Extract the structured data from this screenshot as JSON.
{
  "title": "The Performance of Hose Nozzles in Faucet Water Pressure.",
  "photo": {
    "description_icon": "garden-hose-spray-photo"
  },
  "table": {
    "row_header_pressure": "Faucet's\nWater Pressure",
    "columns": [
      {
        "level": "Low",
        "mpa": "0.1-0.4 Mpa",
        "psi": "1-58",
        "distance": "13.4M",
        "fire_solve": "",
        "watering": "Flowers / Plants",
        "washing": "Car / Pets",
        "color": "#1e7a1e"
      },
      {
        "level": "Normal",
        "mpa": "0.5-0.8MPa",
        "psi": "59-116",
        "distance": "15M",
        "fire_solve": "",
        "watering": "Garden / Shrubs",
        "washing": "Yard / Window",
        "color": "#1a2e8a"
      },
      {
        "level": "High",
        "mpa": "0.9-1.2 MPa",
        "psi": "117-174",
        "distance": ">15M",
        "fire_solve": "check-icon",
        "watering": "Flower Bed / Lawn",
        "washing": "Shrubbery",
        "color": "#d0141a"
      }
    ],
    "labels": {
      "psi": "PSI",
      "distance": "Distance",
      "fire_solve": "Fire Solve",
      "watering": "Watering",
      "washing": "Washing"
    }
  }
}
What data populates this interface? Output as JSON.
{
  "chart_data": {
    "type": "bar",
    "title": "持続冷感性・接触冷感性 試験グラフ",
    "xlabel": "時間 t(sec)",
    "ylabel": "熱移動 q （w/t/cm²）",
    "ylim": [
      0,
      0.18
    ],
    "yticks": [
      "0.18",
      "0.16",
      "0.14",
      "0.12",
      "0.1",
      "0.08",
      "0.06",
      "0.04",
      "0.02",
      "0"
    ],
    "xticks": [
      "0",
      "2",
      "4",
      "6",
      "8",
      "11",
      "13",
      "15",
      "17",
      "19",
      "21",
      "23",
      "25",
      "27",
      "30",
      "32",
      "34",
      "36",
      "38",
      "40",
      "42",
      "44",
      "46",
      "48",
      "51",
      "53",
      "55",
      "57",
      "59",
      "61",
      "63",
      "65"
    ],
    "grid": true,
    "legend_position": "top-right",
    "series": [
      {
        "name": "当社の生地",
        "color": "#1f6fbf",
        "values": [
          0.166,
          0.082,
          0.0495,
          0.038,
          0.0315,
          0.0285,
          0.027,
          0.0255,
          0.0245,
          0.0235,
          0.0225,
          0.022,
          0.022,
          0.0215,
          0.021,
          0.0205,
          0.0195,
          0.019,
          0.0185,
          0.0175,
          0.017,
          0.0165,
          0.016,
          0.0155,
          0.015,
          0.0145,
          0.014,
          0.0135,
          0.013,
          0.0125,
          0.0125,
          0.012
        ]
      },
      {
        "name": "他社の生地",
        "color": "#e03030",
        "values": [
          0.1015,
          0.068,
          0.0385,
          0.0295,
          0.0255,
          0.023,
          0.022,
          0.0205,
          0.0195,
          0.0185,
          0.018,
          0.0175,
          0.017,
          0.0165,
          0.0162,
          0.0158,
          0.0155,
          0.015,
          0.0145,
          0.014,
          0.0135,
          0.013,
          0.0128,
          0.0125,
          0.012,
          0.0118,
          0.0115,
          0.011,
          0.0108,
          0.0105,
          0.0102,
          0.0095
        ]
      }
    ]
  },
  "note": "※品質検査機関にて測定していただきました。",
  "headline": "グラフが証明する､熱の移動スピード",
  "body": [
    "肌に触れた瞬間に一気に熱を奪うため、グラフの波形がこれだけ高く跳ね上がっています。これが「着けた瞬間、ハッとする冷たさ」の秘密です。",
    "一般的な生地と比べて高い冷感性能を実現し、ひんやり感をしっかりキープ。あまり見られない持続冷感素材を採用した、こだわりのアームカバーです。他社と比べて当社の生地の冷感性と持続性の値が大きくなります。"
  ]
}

| What is required |
Extract the whole listing, character for character.

| Written response |
Extract the structured data from this screenshot as JSON.
{
  "title": "The Performance of Hose Nozzles in Faucet Water Pressure.",
  "photo": {
    "description_icon": "garden-hose-spray-photo"
  },
  "table": {
    "row_header_pressure": "Faucet's\nWater Pressure",
    "columns": [
      {
        "level": "Low",
        "mpa": "0.1-0.4 Mpa",
        "psi": "1-58",
        "distance": "13.4M",
        "fire_solve": "",
        "watering": "Flowers / Plants",
        "washing": "Car / Pets",
        "color": "#1e7a1e"
      },
      {
        "level": "Normal",
        "mpa": "0.5-0.8MPa",
        "psi": "59-116",
        "distance": "15M",
        "fire_solve": "",
        "watering": "Garden / Shrubs",
        "washing": "Yard / Window",
        "color": "#1a2e8a"
      },
      {
        "level": "High",
        "mpa": "0.9-1.2 MPa",
        "psi": "117-174",
        "distance": ">15M",
        "fire_solve": "check-icon",
        "watering": "Flower Bed / Lawn",
        "washing": "Shrubbery",
        "color": "#d0141a"
      }
    ],
    "labels": {
      "psi": "PSI",
      "distance": "Distance",
      "fire_solve": "Fire Solve",
      "watering": "Watering",
      "washing": "Washing"
    }
  }
}
What data populates this interface? Output as JSON.
{
  "chart_data": {
    "type": "bar",
    "title": "持続冷感性・接触冷感性 試験グラフ",
    "xlabel": "時間 t(sec)",
    "ylabel": "熱移動 q （w/t/cm²）",
    "ylim": [
      0,
      0.18
    ],
    "yticks": [
      "0.18",
      "0.16",
      "0.14",
      "0.12",
      "0.1",
      "0.08",
      "0.06",
      "0.04",
      "0.02",
      "0"
    ],
    "xticks": [
      "0",
      "2",
      "4",
      "6",
      "8",
      "11",
      "13",
      "15",
      "17",
      "19",
      "21",
      "23",
      "25",
      "27",
      "30",
      "32",
      "34",
      "36",
      "38",
      "40",
      "42",
      "44",
      "46",
      "48",
      "51",
      "53",
      "55",
      "57",
      "59",
      "61",
      "63",
      "65"
    ],
    "grid": true,
    "legend_position": "top-right",
    "series": [
      {
        "name": "当社の生地",
        "color": "#1f6fbf",
        "values": [
          0.166,
          0.082,
          0.0495,
          0.038,
          0.0315,
          0.0285,
          0.027,
          0.0255,
          0.0245,
          0.0235,
          0.0225,
          0.022,
          0.022,
          0.0215,
          0.021,
          0.0205,
          0.0195,
          0.019,
          0.0185,
          0.0175,
          0.017,
          0.0165,
          0.016,
          0.0155,
          0.015,
          0.0145,
          0.014,
          0.0135,
          0.013,
          0.0125,
          0.0125,
          0.012
        ]
      },
      {
        "name": "他社の生地",
        "color": "#e03030",
        "values": [
          0.1015,
          0.068,
          0.0385,
          0.0295,
          0.0255,
          0.023,
          0.022,
          0.0205,
          0.0195,
          0.0185,
          0.018,
          0.0175,
          0.017,
          0.0165,
          0.0162,
          0.0158,
          0.0155,
          0.015,
          0.0145,
          0.014,
          0.0135,
          0.013,
          0.0128,
          0.0125,
          0.012,
          0.0118,
          0.0115,
          0.011,
          0.0108,
          0.0105,
          0.0102,
          0.0095
        ]
      }
    ]
  },
  "note": "※品質検査機関にて測定していただきました。",
  "headline": "グラフが証明する､熱の移動スピード",
  "body": [
    "肌に触れた瞬間に一気に熱を奪うため、グラフの波形がこれだけ高く跳ね上がっています。これが「着けた瞬間、ハッとする冷たさ」の秘密です。",
    "一般的な生地と比べて高い冷感性能を実現し、ひんやり感をしっかりキープ。あまり見られない持続冷感素材を採用した、こだわりのアームカバーです。他社と比べて当社の生地の冷感性と持続性の値が大きくなります。"
  ]
}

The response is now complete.